TO BE DONE.
Show, in full, each line of the data that contains "Microsoft".
***** LISTED RECORDS *****
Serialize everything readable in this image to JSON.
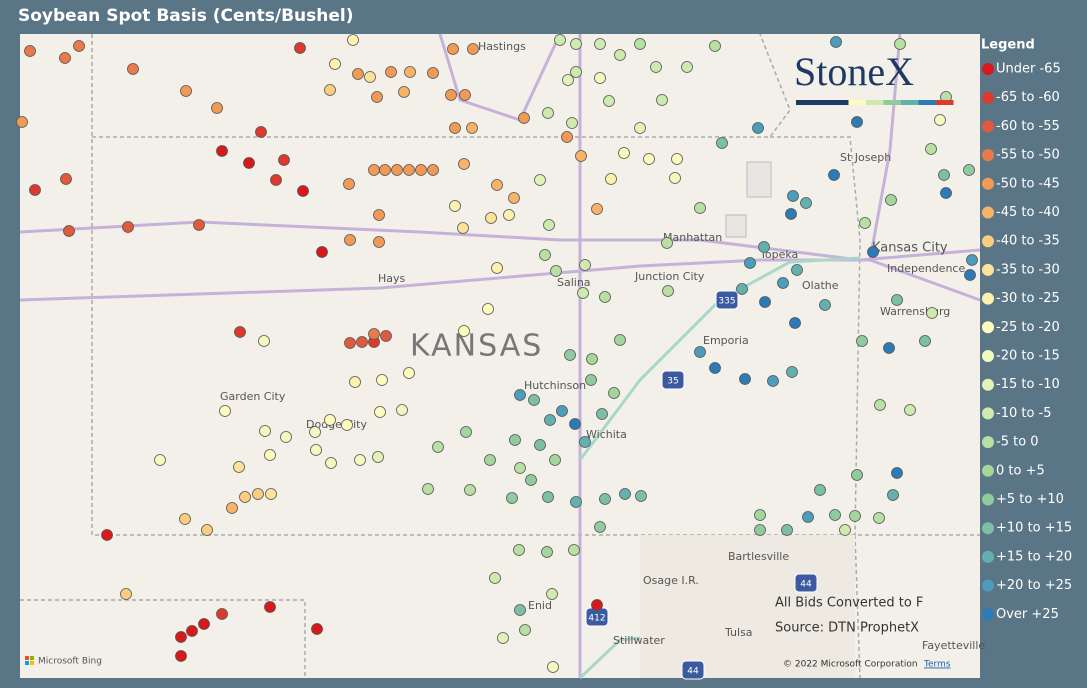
{
  "title": "Soybean Spot Basis (Cents/Bushel)",
  "logo": "StoneX",
  "legend": {
    "title": "Legend",
    "items": [
      {
        "label": "Under -65",
        "color": "#d7191c"
      },
      {
        "label": "-65 to -60",
        "color": "#db3a2e"
      },
      {
        "label": "-60 to -55",
        "color": "#e05a3e"
      },
      {
        "label": "-55 to -50",
        "color": "#e97b4a"
      },
      {
        "label": "-50 to -45",
        "color": "#f29a55"
      },
      {
        "label": "-45 to -40",
        "color": "#f8b466"
      },
      {
        "label": "-40 to -35",
        "color": "#fccd80"
      },
      {
        "label": "-35 to -30",
        "color": "#fde29a"
      },
      {
        "label": "-30 to -25",
        "color": "#fef0ad"
      },
      {
        "label": "-25 to -20",
        "color": "#fefcbc"
      },
      {
        "label": "-20 to -15",
        "color": "#f2f9bf"
      },
      {
        "label": "-15 to -10",
        "color": "#e2f2b8"
      },
      {
        "label": "-10 to -5",
        "color": "#cfeaae"
      },
      {
        "label": "-5 to 0",
        "color": "#b8e0a3"
      },
      {
        "label": "0 to +5",
        "color": "#a3d69b"
      },
      {
        "label": "+5 to +10",
        "color": "#8fcb9e"
      },
      {
        "label": "+10 to +15",
        "color": "#7bbfa6"
      },
      {
        "label": "+15 to +20",
        "color": "#64b0ae"
      },
      {
        "label": "+20 to +25",
        "color": "#4b9dbb"
      },
      {
        "label": "Over +25",
        "color": "#2c7bb6"
      }
    ]
  },
  "map": {
    "labels": [
      "Hastings",
      "St Joseph",
      "Manhattan",
      "Kansas City",
      "Independence",
      "Topeka",
      "Junction City",
      "Salina",
      "Olathe",
      "Hays",
      "Warrensburg",
      "Emporia",
      "KANSAS",
      "Garden City",
      "Dodge City",
      "Hutchinson",
      "Wichita",
      "Bartlesville",
      "Osage I.R.",
      "Enid",
      "Stillwater",
      "Tulsa",
      "Fayetteville"
    ],
    "highway_shields": [
      "335",
      "35",
      "44",
      "412",
      "44"
    ]
  },
  "notes": [
    "All Bids Converted to F",
    "Source: DTN ProphetX"
  ],
  "attribution": {
    "bing": "Microsoft Bing",
    "copyright": "© 2022 Microsoft Corporation",
    "terms": "Terms"
  }
}
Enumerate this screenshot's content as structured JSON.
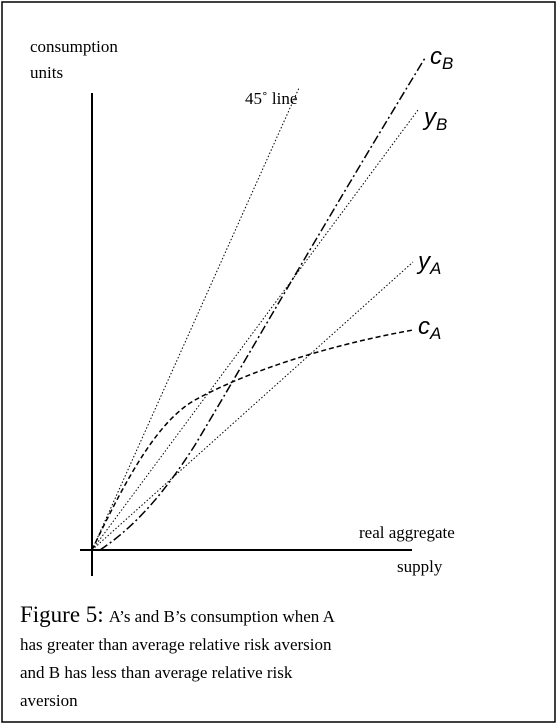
{
  "figure": {
    "y_axis_label": [
      "consumption",
      "units"
    ],
    "x_axis_label": [
      "real aggregate",
      "supply"
    ],
    "line_label": "45˚ line",
    "curves": [
      {
        "main": "c",
        "sub": "B"
      },
      {
        "main": "y",
        "sub": "B"
      },
      {
        "main": "y",
        "sub": "A"
      },
      {
        "main": "c",
        "sub": "A"
      }
    ],
    "caption": {
      "label": "Figure 5:",
      "lines": [
        "A’s and B’s consumption when A",
        "has greater than average relative risk aversion",
        "and B has less than average relative risk",
        "aversion"
      ]
    }
  }
}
*****
RESPONSE TO THIS TASK.
    "bing": "Microsoft Bing",
    "copyright": "© 2022 Microsoft Corporation",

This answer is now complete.